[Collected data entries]

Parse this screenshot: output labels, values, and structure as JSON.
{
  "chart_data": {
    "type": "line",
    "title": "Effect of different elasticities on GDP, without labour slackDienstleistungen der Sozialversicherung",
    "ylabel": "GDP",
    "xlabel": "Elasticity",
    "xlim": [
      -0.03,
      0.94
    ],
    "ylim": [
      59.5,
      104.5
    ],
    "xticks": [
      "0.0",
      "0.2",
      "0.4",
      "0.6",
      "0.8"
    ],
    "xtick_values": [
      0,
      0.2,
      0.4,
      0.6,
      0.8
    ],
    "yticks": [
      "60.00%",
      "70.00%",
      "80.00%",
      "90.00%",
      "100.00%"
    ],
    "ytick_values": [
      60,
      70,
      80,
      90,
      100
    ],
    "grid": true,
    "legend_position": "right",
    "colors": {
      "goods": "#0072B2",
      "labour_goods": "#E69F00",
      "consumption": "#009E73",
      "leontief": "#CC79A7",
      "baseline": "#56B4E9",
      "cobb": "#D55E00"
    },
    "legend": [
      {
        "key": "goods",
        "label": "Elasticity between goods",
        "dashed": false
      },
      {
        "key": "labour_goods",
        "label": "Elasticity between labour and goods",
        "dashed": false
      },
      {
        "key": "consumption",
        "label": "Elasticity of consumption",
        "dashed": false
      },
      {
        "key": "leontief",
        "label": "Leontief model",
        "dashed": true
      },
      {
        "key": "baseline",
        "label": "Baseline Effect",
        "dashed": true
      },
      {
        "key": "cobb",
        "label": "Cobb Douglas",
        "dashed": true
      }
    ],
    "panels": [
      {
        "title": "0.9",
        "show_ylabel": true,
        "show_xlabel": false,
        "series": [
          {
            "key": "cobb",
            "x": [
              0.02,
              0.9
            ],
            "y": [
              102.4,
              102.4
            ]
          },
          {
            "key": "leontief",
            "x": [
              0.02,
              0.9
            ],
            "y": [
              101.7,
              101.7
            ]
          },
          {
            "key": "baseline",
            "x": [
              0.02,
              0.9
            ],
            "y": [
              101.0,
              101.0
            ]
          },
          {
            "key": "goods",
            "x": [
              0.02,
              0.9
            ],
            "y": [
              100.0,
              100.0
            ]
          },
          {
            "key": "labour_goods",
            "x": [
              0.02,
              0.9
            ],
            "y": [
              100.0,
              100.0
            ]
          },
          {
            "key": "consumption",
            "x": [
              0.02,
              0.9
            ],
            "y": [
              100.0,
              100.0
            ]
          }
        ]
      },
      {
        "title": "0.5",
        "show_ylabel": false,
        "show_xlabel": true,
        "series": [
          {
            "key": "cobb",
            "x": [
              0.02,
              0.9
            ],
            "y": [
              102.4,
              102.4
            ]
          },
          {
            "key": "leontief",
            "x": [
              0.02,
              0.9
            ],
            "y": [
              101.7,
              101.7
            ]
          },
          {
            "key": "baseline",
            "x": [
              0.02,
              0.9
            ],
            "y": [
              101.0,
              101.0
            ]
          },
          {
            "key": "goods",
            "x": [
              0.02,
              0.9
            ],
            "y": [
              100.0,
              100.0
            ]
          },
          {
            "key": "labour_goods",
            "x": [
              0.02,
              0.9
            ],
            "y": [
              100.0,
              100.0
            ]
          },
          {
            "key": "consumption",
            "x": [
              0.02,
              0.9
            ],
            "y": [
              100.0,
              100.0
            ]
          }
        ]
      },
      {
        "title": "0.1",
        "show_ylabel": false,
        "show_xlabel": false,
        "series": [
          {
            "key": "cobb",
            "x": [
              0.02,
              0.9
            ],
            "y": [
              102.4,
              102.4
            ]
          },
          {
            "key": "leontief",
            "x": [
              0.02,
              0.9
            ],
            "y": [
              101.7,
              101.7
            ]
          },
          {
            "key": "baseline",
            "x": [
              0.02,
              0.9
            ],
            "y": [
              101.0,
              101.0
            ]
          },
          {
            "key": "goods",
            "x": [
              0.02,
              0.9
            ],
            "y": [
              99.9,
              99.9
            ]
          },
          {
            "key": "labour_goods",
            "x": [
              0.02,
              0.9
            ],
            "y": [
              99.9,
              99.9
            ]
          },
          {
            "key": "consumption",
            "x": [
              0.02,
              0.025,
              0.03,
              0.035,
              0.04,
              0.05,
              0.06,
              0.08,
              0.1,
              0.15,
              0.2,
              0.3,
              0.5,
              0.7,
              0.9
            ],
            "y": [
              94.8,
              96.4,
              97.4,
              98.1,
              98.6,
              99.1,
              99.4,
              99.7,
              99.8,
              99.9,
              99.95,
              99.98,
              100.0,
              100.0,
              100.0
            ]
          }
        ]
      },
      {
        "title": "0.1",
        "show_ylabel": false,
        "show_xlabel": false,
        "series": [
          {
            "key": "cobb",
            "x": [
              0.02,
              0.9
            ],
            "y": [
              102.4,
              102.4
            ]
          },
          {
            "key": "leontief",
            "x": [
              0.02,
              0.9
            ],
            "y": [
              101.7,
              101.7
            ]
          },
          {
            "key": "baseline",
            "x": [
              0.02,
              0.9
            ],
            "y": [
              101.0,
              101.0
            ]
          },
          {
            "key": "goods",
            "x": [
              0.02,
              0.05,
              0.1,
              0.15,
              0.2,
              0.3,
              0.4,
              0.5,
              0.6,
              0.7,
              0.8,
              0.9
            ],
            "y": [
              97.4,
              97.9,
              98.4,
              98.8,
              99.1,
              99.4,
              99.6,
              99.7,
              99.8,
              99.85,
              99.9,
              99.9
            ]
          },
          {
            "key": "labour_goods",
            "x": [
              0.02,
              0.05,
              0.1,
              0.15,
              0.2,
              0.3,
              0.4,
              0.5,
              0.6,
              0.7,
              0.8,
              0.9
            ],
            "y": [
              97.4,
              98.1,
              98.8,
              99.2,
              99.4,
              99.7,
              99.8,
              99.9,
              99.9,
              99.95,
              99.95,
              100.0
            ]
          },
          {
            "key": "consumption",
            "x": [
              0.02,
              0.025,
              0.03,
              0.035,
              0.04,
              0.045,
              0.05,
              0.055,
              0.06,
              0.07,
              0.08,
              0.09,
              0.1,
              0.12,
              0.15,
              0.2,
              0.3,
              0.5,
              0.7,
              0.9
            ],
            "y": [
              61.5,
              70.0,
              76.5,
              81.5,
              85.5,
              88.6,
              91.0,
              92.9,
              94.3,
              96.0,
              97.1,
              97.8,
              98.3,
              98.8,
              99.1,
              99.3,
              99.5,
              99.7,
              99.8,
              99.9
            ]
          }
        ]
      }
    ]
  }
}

-- Requirements --
Quote each line of the data above exactly as written.

-- The response --
Parse this screenshot: output labels, values, and structure as JSON.
{
  "chart_data": {
    "type": "line",
    "title": "Effect of different elasticities on GDP, without labour slackDienstleistungen der Sozialversicherung",
    "ylabel": "GDP",
    "xlabel": "Elasticity",
    "xlim": [
      -0.03,
      0.94
    ],
    "ylim": [
      59.5,
      104.5
    ],
    "xticks": [
      "0.0",
      "0.2",
      "0.4",
      "0.6",
      "0.8"
    ],
    "xtick_values": [
      0,
      0.2,
      0.4,
      0.6,
      0.8
    ],
    "yticks": [
      "60.00%",
      "70.00%",
      "80.00%",
      "90.00%",
      "100.00%"
    ],
    "ytick_values": [
      60,
      70,
      80,
      90,
      100
    ],
    "grid": true,
    "legend_position": "right",
    "colors": {
      "goods": "#0072B2",
      "labour_goods": "#E69F00",
      "consumption": "#009E73",
      "leontief": "#CC79A7",
      "baseline": "#56B4E9",
      "cobb": "#D55E00"
    },
    "legend": [
      {
        "key": "goods",
        "label": "Elasticity between goods",
        "dashed": false
      },
      {
        "key": "labour_goods",
        "label": "Elasticity between labour and goods",
        "dashed": false
      },
      {
        "key": "consumption",
        "label": "Elasticity of consumption",
        "dashed": false
      },
      {
        "key": "leontief",
        "label": "Leontief model",
        "dashed": true
      },
      {
        "key": "baseline",
        "label": "Baseline Effect",
        "dashed": true
      },
      {
        "key": "cobb",
        "label": "Cobb Douglas",
        "dashed": true
      }
    ],
    "panels": [
      {
        "title": "0.9",
        "show_ylabel": true,
        "show_xlabel": false,
        "series": [
          {
            "key": "cobb",
            "x": [
              0.02,
              0.9
            ],
            "y": [
              102.4,
              102.4
            ]
          },
          {
            "key": "leontief",
            "x": [
              0.02,
              0.9
            ],
            "y": [
              101.7,
              101.7
            ]
          },
          {
            "key": "baseline",
            "x": [
              0.02,
              0.9
            ],
            "y": [
              101.0,
              101.0
            ]
          },
          {
            "key": "goods",
            "x": [
              0.02,
              0.9
            ],
            "y": [
              100.0,
              100.0
            ]
          },
          {
            "key": "labour_goods",
            "x": [
              0.02,
              0.9
            ],
            "y": [
              100.0,
              100.0
            ]
          },
          {
            "key": "consumption",
            "x": [
              0.02,
              0.9
            ],
            "y": [
              100.0,
              100.0
            ]
          }
        ]
      },
      {
        "title": "0.5",
        "show_ylabel": false,
        "show_xlabel": true,
        "series": [
          {
            "key": "cobb",
            "x": [
              0.02,
              0.9
            ],
            "y": [
              102.4,
              102.4
            ]
          },
          {
            "key": "leontief",
            "x": [
              0.02,
              0.9
            ],
            "y": [
              101.7,
              101.7
            ]
          },
          {
            "key": "baseline",
            "x": [
              0.02,
              0.9
            ],
            "y": [
              101.0,
              101.0
            ]
          },
          {
            "key": "goods",
            "x": [
              0.02,
              0.9
            ],
            "y": [
              100.0,
              100.0
            ]
          },
          {
            "key": "labour_goods",
            "x": [
              0.02,
              0.9
            ],
            "y": [
              100.0,
              100.0
            ]
          },
          {
            "key": "consumption",
            "x": [
              0.02,
              0.9
            ],
            "y": [
              100.0,
              100.0
            ]
          }
        ]
      },
      {
        "title": "0.1",
        "show_ylabel": false,
        "show_xlabel": false,
        "series": [
          {
            "key": "cobb",
            "x": [
              0.02,
              0.9
            ],
            "y": [
              102.4,
              102.4
            ]
          },
          {
            "key": "leontief",
            "x": [
              0.02,
              0.9
            ],
            "y": [
              101.7,
              101.7
            ]
          },
          {
            "key": "baseline",
            "x": [
              0.02,
              0.9
            ],
            "y": [
              101.0,
              101.0
            ]
          },
          {
            "key": "goods",
            "x": [
              0.02,
              0.9
            ],
            "y": [
              99.9,
              99.9
            ]
          },
          {
            "key": "labour_goods",
            "x": [
              0.02,
              0.9
            ],
            "y": [
              99.9,
              99.9
            ]
          },
          {
            "key": "consumption",
            "x": [
              0.02,
              0.025,
              0.03,
              0.035,
              0.04,
              0.05,
              0.06,
              0.08,
              0.1,
              0.15,
              0.2,
              0.3,
              0.5,
              0.7,
              0.9
            ],
            "y": [
              94.8,
              96.4,
              97.4,
              98.1,
              98.6,
              99.1,
              99.4,
              99.7,
              99.8,
              99.9,
              99.95,
              99.98,
              100.0,
              100.0,
              100.0
            ]
          }
        ]
      },
      {
        "title": "0.1",
        "show_ylabel": false,
        "show_xlabel": false,
        "series": [
          {
            "key": "cobb",
            "x": [
              0.02,
              0.9
            ],
            "y": [
              102.4,
              102.4
            ]
          },
          {
            "key": "leontief",
            "x": [
              0.02,
              0.9
            ],
            "y": [
              101.7,
              101.7
            ]
          },
          {
            "key": "baseline",
            "x": [
              0.02,
              0.9
            ],
            "y": [
              101.0,
              101.0
            ]
          },
          {
            "key": "goods",
            "x": [
              0.02,
              0.05,
              0.1,
              0.15,
              0.2,
              0.3,
              0.4,
              0.5,
              0.6,
              0.7,
              0.8,
              0.9
            ],
            "y": [
              97.4,
              97.9,
              98.4,
              98.8,
              99.1,
              99.4,
              99.6,
              99.7,
              99.8,
              99.85,
              99.9,
              99.9
            ]
          },
          {
            "key": "labour_goods",
            "x": [
              0.02,
              0.05,
              0.1,
              0.15,
              0.2,
              0.3,
              0.4,
              0.5,
              0.6,
              0.7,
              0.8,
              0.9
            ],
            "y": [
              97.4,
              98.1,
              98.8,
              99.2,
              99.4,
              99.7,
              99.8,
              99.9,
              99.9,
              99.95,
              99.95,
              100.0
            ]
          },
          {
            "key": "consumption",
            "x": [
              0.02,
              0.025,
              0.03,
              0.035,
              0.04,
              0.045,
              0.05,
              0.055,
              0.06,
              0.07,
              0.08,
              0.09,
              0.1,
              0.12,
              0.15,
              0.2,
              0.3,
              0.5,
              0.7,
              0.9
            ],
            "y": [
              61.5,
              70.0,
              76.5,
              81.5,
              85.5,
              88.6,
              91.0,
              92.9,
              94.3,
              96.0,
              97.1,
              97.8,
              98.3,
              98.8,
              99.1,
              99.3,
              99.5,
              99.7,
              99.8,
              99.9
            ]
          }
        ]
      }
    ]
  }
}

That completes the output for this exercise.